■ **Provided records**:
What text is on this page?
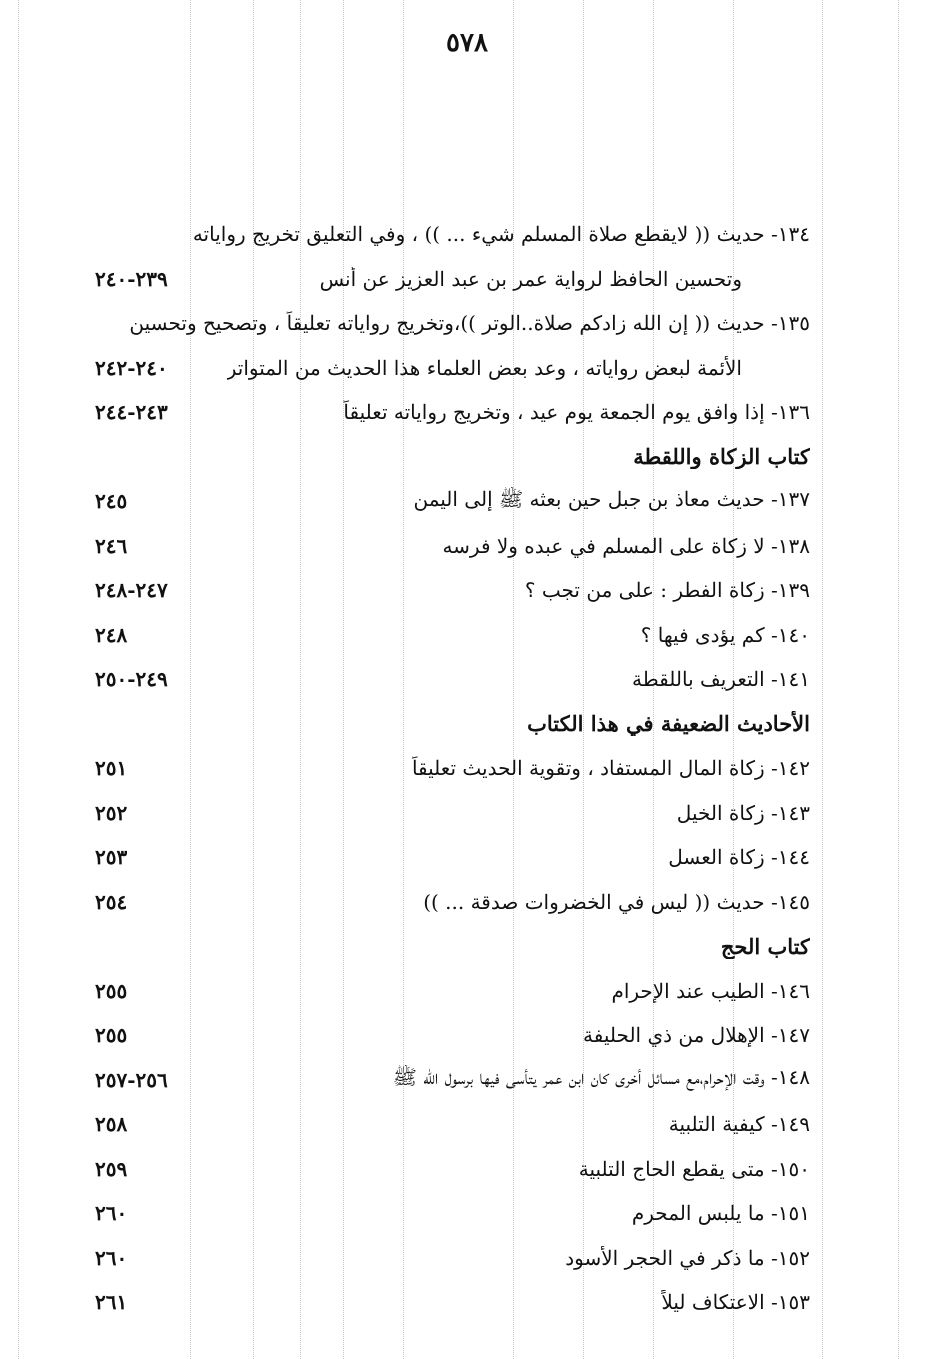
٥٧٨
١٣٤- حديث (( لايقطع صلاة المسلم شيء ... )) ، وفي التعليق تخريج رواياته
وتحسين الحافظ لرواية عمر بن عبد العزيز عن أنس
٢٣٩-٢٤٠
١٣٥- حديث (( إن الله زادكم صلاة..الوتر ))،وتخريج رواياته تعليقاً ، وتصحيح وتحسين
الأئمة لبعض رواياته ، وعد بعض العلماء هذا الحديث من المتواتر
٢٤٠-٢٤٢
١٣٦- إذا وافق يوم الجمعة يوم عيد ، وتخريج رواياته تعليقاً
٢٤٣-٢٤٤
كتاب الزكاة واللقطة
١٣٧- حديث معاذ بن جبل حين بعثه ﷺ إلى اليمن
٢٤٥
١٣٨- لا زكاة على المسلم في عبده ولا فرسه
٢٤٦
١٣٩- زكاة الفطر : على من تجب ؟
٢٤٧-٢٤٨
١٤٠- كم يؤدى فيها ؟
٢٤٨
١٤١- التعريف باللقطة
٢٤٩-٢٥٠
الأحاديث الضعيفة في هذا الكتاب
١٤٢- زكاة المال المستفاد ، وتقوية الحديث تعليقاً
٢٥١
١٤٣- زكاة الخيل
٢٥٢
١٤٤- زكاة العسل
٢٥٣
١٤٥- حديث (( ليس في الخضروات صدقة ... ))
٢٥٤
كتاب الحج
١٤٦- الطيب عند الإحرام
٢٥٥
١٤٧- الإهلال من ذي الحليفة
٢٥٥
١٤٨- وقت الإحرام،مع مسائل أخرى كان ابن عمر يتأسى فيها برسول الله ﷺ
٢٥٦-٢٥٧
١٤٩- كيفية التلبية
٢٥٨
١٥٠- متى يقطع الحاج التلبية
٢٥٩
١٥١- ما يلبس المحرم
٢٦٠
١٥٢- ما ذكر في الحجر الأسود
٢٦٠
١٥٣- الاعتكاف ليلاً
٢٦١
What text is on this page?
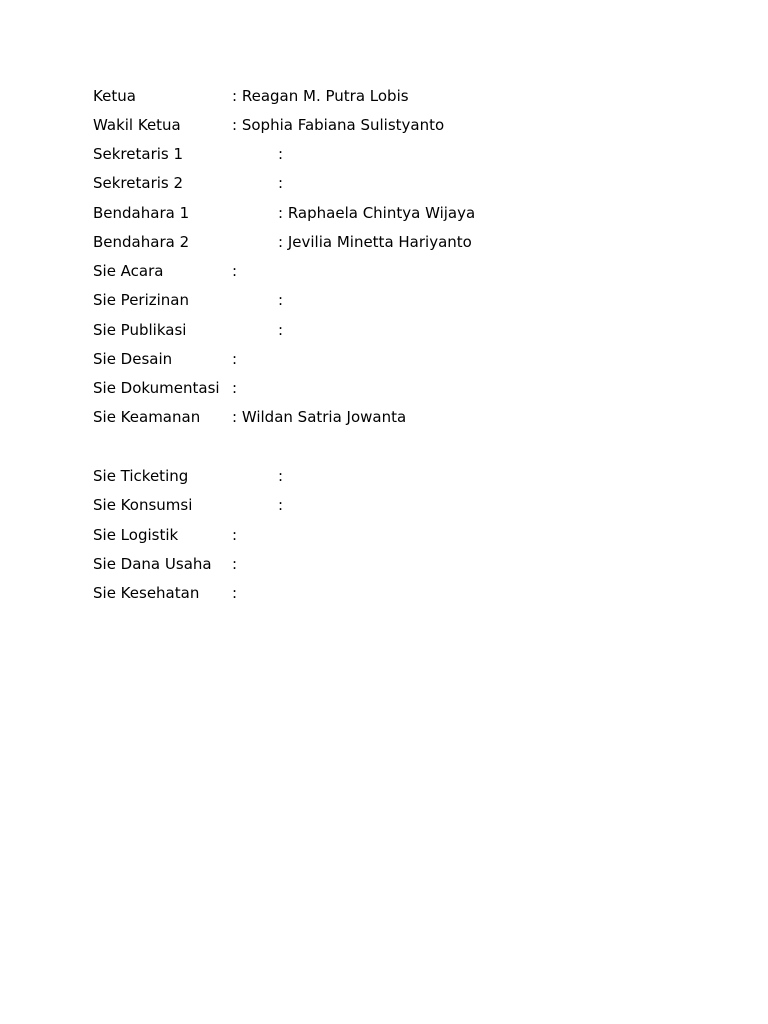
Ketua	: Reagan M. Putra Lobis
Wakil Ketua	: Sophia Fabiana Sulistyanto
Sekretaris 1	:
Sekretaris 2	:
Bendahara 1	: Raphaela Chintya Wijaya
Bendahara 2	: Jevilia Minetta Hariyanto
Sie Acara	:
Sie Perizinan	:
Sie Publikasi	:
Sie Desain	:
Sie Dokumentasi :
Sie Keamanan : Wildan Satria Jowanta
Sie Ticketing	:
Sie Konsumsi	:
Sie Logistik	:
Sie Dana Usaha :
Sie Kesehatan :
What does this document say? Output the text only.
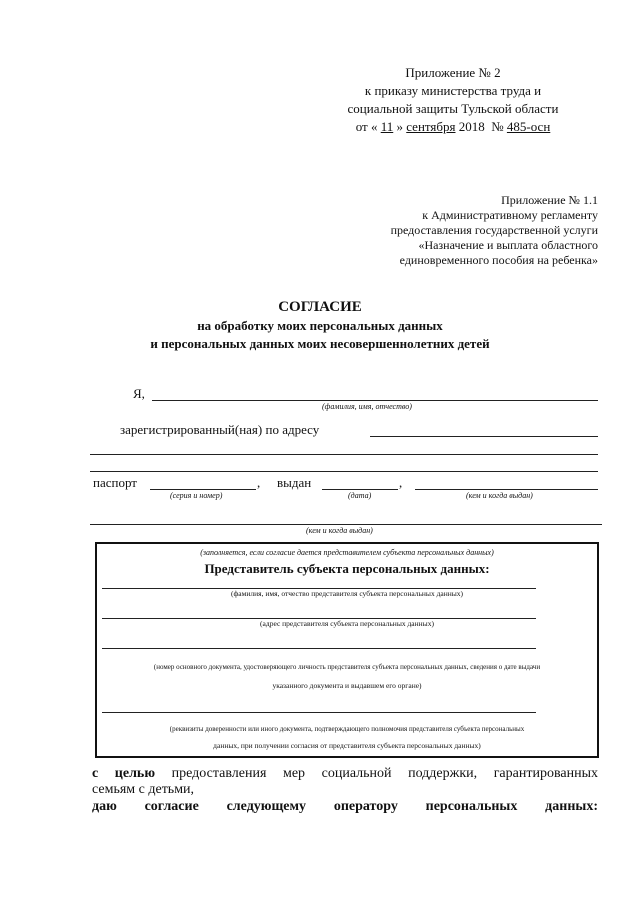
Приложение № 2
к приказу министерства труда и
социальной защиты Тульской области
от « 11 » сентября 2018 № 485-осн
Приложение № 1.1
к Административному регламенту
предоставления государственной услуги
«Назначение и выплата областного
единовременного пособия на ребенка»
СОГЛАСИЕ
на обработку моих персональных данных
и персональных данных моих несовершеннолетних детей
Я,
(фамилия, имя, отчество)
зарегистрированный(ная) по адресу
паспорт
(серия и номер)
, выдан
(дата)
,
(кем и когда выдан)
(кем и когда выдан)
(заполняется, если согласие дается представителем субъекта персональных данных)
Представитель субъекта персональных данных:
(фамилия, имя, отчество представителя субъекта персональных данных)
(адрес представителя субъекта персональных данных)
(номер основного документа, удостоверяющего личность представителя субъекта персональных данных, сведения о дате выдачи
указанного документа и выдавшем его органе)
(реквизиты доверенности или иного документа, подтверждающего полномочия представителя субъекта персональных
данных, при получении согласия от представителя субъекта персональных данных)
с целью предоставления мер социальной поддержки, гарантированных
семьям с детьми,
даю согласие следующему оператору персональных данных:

■ **Directions for this task**: Leave out the pictures and output every record above precisely as given.

■ **Finished answer**:
What text is on this page?
٥٧٨
١٣٤- حديث (( لايقطع صلاة المسلم شيء ... )) ، وفي التعليق تخريج رواياته
وتحسين الحافظ لرواية عمر بن عبد العزيز عن أنس
٢٣٩-٢٤٠
١٣٥- حديث (( إن الله زادكم صلاة..الوتر ))،وتخريج رواياته تعليقاً ، وتصحيح وتحسين
الأئمة لبعض رواياته ، وعد بعض العلماء هذا الحديث من المتواتر
٢٤٠-٢٤٢
١٣٦- إذا وافق يوم الجمعة يوم عيد ، وتخريج رواياته تعليقاً
٢٤٣-٢٤٤
كتاب الزكاة واللقطة
١٣٧- حديث معاذ بن جبل حين بعثه ﷺ إلى اليمن
٢٤٥
١٣٨- لا زكاة على المسلم في عبده ولا فرسه
٢٤٦
١٣٩- زكاة الفطر : على من تجب ؟
٢٤٧-٢٤٨
١٤٠- كم يؤدى فيها ؟
٢٤٨
١٤١- التعريف باللقطة
٢٤٩-٢٥٠
الأحاديث الضعيفة في هذا الكتاب
١٤٢- زكاة المال المستفاد ، وتقوية الحديث تعليقاً
٢٥١
١٤٣- زكاة الخيل
٢٥٢
١٤٤- زكاة العسل
٢٥٣
١٤٥- حديث (( ليس في الخضروات صدقة ... ))
٢٥٤
كتاب الحج
١٤٦- الطيب عند الإحرام
٢٥٥
١٤٧- الإهلال من ذي الحليفة
٢٥٥
١٤٨- وقت الإحرام،مع مسائل أخرى كان ابن عمر يتأسى فيها برسول الله ﷺ
٢٥٦-٢٥٧
١٤٩- كيفية التلبية
٢٥٨
١٥٠- متى يقطع الحاج التلبية
٢٥٩
١٥١- ما يلبس المحرم
٢٦٠
١٥٢- ما ذكر في الحجر الأسود
٢٦٠
١٥٣- الاعتكاف ليلاً
٢٦١
What text is on this page?
Ketua	: Reagan M. Putra Lobis
Wakil Ketua	: Sophia Fabiana Sulistyanto
Sekretaris 1	:
Sekretaris 2	:
Bendahara 1	: Raphaela Chintya Wijaya
Bendahara 2	: Jevilia Minetta Hariyanto
Sie Acara	:
Sie Perizinan	:
Sie Publikasi	:
Sie Desain	:
Sie Dokumentasi :
Sie Keamanan : Wildan Satria Jowanta
Sie Ticketing	:
Sie Konsumsi	:
Sie Logistik	:
Sie Dana Usaha :
Sie Kesehatan :
What does this document say? Output the text only.
Приложение № 2
к приказу министерства труда и
социальной защиты Тульской области
от « 11 » сентября 2018 № 485-осн
Приложение № 1.1
к Административному регламенту
предоставления государственной услуги
«Назначение и выплата областного
единовременного пособия на ребенка»
СОГЛАСИЕ
на обработку моих персональных данных
и персональных данных моих несовершеннолетних детей
Я,
(фамилия, имя, отчество)
зарегистрированный(ная) по адресу
паспорт
(серия и номер)
, выдан
(дата)
,
(кем и когда выдан)
(кем и когда выдан)
(заполняется, если согласие дается представителем субъекта персональных данных)
Представитель субъекта персональных данных:
(фамилия, имя, отчество представителя субъекта персональных данных)
(адрес представителя субъекта персональных данных)
(номер основного документа, удостоверяющего личность представителя субъекта персональных данных, сведения о дате выдачи
указанного документа и выдавшем его органе)
(реквизиты доверенности или иного документа, подтверждающего полномочия представителя субъекта персональных
данных, при получении согласия от представителя субъекта персональных данных)
с целью предоставления мер социальной поддержки, гарантированных
семьям с детьми,
даю согласие следующему оператору персональных данных:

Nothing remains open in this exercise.